— What you should do —
Write out the full listing again, exactly as it stands.
** start Extracted data **
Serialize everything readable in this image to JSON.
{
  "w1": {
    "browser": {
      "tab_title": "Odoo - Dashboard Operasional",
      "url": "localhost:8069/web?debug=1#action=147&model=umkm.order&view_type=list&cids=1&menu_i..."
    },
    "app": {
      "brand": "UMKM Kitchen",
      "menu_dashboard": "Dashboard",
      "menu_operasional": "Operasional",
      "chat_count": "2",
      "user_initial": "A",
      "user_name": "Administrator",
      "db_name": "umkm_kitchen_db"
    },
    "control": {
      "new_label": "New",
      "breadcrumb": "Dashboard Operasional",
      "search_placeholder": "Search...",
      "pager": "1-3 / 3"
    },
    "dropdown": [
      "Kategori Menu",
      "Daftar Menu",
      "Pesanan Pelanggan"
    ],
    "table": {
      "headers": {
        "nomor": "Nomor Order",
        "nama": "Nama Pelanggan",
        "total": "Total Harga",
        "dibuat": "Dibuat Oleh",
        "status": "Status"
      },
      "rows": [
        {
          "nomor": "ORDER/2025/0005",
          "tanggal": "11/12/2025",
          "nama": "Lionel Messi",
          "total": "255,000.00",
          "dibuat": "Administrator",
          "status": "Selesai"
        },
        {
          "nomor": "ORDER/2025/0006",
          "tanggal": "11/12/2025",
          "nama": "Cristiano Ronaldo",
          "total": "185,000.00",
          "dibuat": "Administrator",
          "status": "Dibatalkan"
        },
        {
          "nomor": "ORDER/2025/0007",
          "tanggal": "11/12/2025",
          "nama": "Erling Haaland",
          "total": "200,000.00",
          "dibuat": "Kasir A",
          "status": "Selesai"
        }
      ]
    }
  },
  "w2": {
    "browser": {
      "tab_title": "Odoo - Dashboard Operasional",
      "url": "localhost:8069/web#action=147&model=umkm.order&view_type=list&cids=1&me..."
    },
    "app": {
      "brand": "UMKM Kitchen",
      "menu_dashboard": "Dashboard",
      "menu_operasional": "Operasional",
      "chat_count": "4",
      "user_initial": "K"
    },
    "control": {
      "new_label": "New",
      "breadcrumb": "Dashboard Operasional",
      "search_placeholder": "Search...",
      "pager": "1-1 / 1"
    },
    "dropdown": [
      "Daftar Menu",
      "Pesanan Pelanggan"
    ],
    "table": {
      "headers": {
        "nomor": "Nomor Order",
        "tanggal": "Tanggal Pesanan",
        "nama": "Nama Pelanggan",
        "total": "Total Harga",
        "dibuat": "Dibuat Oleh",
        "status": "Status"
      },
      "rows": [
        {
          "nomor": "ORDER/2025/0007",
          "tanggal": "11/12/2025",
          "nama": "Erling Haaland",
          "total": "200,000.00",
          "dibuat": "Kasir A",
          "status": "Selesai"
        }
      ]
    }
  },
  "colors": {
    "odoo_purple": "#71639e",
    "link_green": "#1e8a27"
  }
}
** end Extracted data **
— Solution to the exercise —
Serialize everything readable in this image to JSON.
{
  "w1": {
    "browser": {
      "tab_title": "Odoo - Dashboard Operasional",
      "url": "localhost:8069/web?debug=1#action=147&model=umkm.order&view_type=list&cids=1&menu_i..."
    },
    "app": {
      "brand": "UMKM Kitchen",
      "menu_dashboard": "Dashboard",
      "menu_operasional": "Operasional",
      "chat_count": "2",
      "user_initial": "A",
      "user_name": "Administrator",
      "db_name": "umkm_kitchen_db"
    },
    "control": {
      "new_label": "New",
      "breadcrumb": "Dashboard Operasional",
      "search_placeholder": "Search...",
      "pager": "1-3 / 3"
    },
    "dropdown": [
      "Kategori Menu",
      "Daftar Menu",
      "Pesanan Pelanggan"
    ],
    "table": {
      "headers": {
        "nomor": "Nomor Order",
        "nama": "Nama Pelanggan",
        "total": "Total Harga",
        "dibuat": "Dibuat Oleh",
        "status": "Status"
      },
      "rows": [
        {
          "nomor": "ORDER/2025/0005",
          "tanggal": "11/12/2025",
          "nama": "Lionel Messi",
          "total": "255,000.00",
          "dibuat": "Administrator",
          "status": "Selesai"
        },
        {
          "nomor": "ORDER/2025/0006",
          "tanggal": "11/12/2025",
          "nama": "Cristiano Ronaldo",
          "total": "185,000.00",
          "dibuat": "Administrator",
          "status": "Dibatalkan"
        },
        {
          "nomor": "ORDER/2025/0007",
          "tanggal": "11/12/2025",
          "nama": "Erling Haaland",
          "total": "200,000.00",
          "dibuat": "Kasir A",
          "status": "Selesai"
        }
      ]
    }
  },
  "w2": {
    "browser": {
      "tab_title": "Odoo - Dashboard Operasional",
      "url": "localhost:8069/web#action=147&model=umkm.order&view_type=list&cids=1&me..."
    },
    "app": {
      "brand": "UMKM Kitchen",
      "menu_dashboard": "Dashboard",
      "menu_operasional": "Operasional",
      "chat_count": "4",
      "user_initial": "K"
    },
    "control": {
      "new_label": "New",
      "breadcrumb": "Dashboard Operasional",
      "search_placeholder": "Search...",
      "pager": "1-1 / 1"
    },
    "dropdown": [
      "Daftar Menu",
      "Pesanan Pelanggan"
    ],
    "table": {
      "headers": {
        "nomor": "Nomor Order",
        "tanggal": "Tanggal Pesanan",
        "nama": "Nama Pelanggan",
        "total": "Total Harga",
        "dibuat": "Dibuat Oleh",
        "status": "Status"
      },
      "rows": [
        {
          "nomor": "ORDER/2025/0007",
          "tanggal": "11/12/2025",
          "nama": "Erling Haaland",
          "total": "200,000.00",
          "dibuat": "Kasir A",
          "status": "Selesai"
        }
      ]
    }
  },
  "colors": {
    "odoo_purple": "#71639e",
    "link_green": "#1e8a27"
  }
}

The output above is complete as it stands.